• _What this task involves_
Your copy of the material below should match it exactly, except that it holds no pictures.

• _Extracted entries_
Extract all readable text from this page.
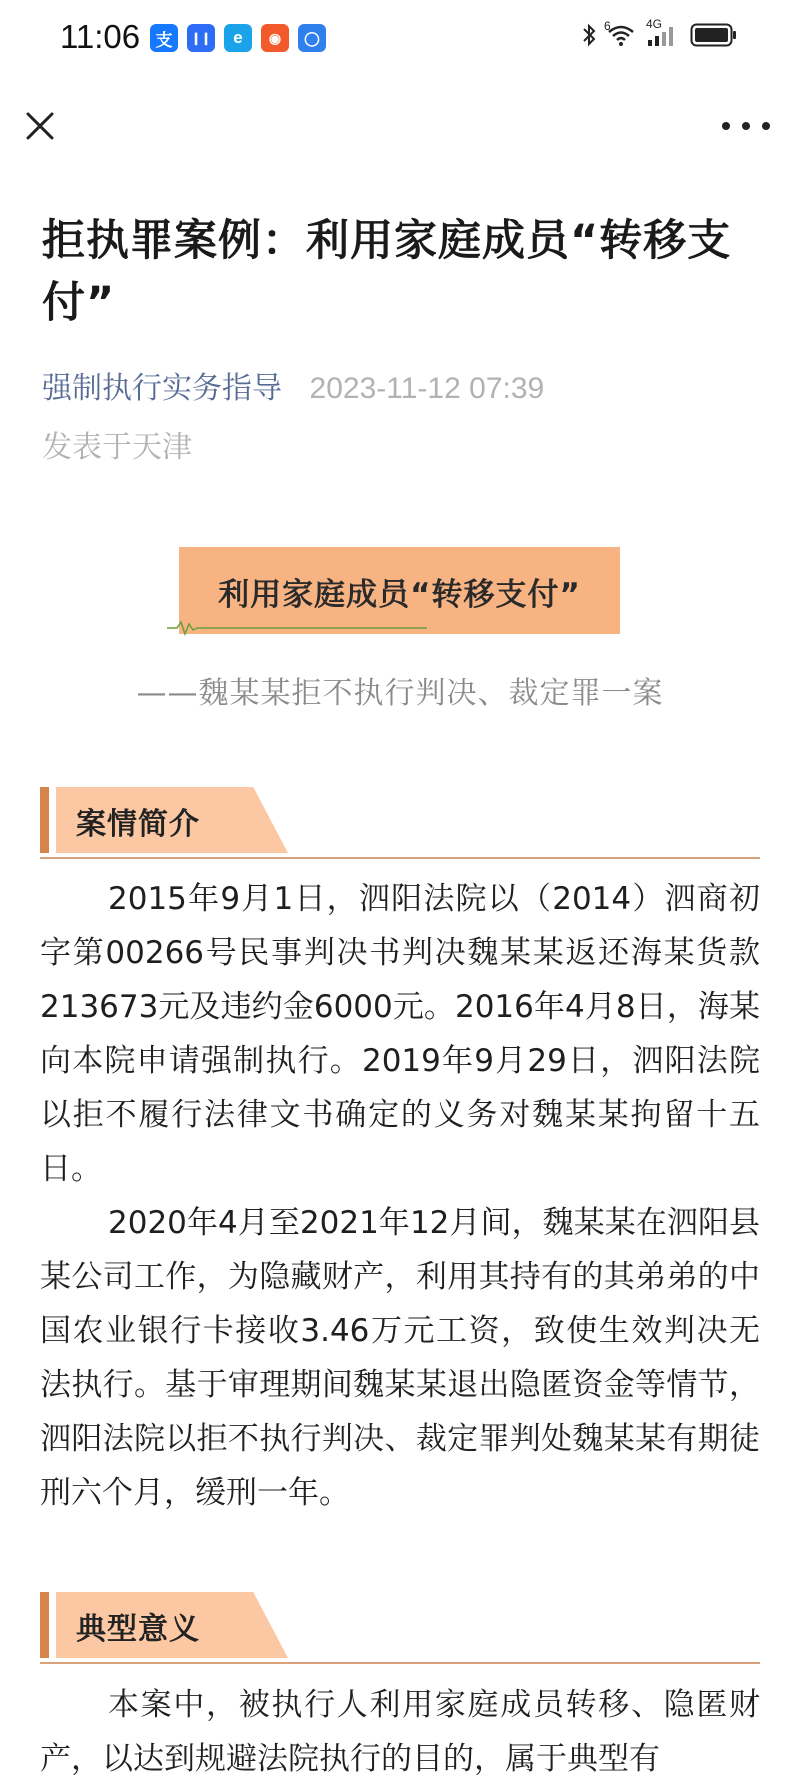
11:06 支	❙❙	e	◉	◯
6	4G
拒执罪案例：利用家庭成员“转移支付”
强制执行实务指导 2023-11-12 07:39
发表于天津
利用家庭成员“转移支付”
——魏某某拒不执行判决、裁定罪一案
案情简介
2015年9月1日，泗阳法院以（2014）泗商初字第00266号民事判决书判决魏某某返还海某货款213673元及违约金6000元。2016年4月8日，海某向本院申请强制执行。2019年9月29日，泗阳法院以拒不履行法律文书确定的义务对魏某某拘留十五日。
2020年4月至2021年12月间，魏某某在泗阳县某公司工作，为隐藏财产，利用其持有的其弟弟的中国农业银行卡接收3.46万元工资，致使生效判决无法执行。基于审理期间魏某某退出隐匿资金等情节，泗阳法院以拒不执行判决、裁定罪判处魏某某有期徒刑六个月，缓刑一年。
典型意义
本案中，被执行人利用家庭成员转移、隐匿财产，以达到规避法院执行的目的，属于典型有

• _Exercise result_
Extract all readable text from this page.
11:06 支	❙❙	e	◉	◯
6	4G
拒执罪案例：利用家庭成员“转移支付”
强制执行实务指导 2023-11-12 07:39
发表于天津
利用家庭成员“转移支付”
——魏某某拒不执行判决、裁定罪一案
案情简介
2015年9月1日，泗阳法院以（2014）泗商初字第00266号民事判决书判决魏某某返还海某货款213673元及违约金6000元。2016年4月8日，海某向本院申请强制执行。2019年9月29日，泗阳法院以拒不履行法律文书确定的义务对魏某某拘留十五日。
2020年4月至2021年12月间，魏某某在泗阳县某公司工作，为隐藏财产，利用其持有的其弟弟的中国农业银行卡接收3.46万元工资，致使生效判决无法执行。基于审理期间魏某某退出隐匿资金等情节，泗阳法院以拒不执行判决、裁定罪判处魏某某有期徒刑六个月，缓刑一年。
典型意义
本案中，被执行人利用家庭成员转移、隐匿财产，以达到规避法院执行的目的，属于典型有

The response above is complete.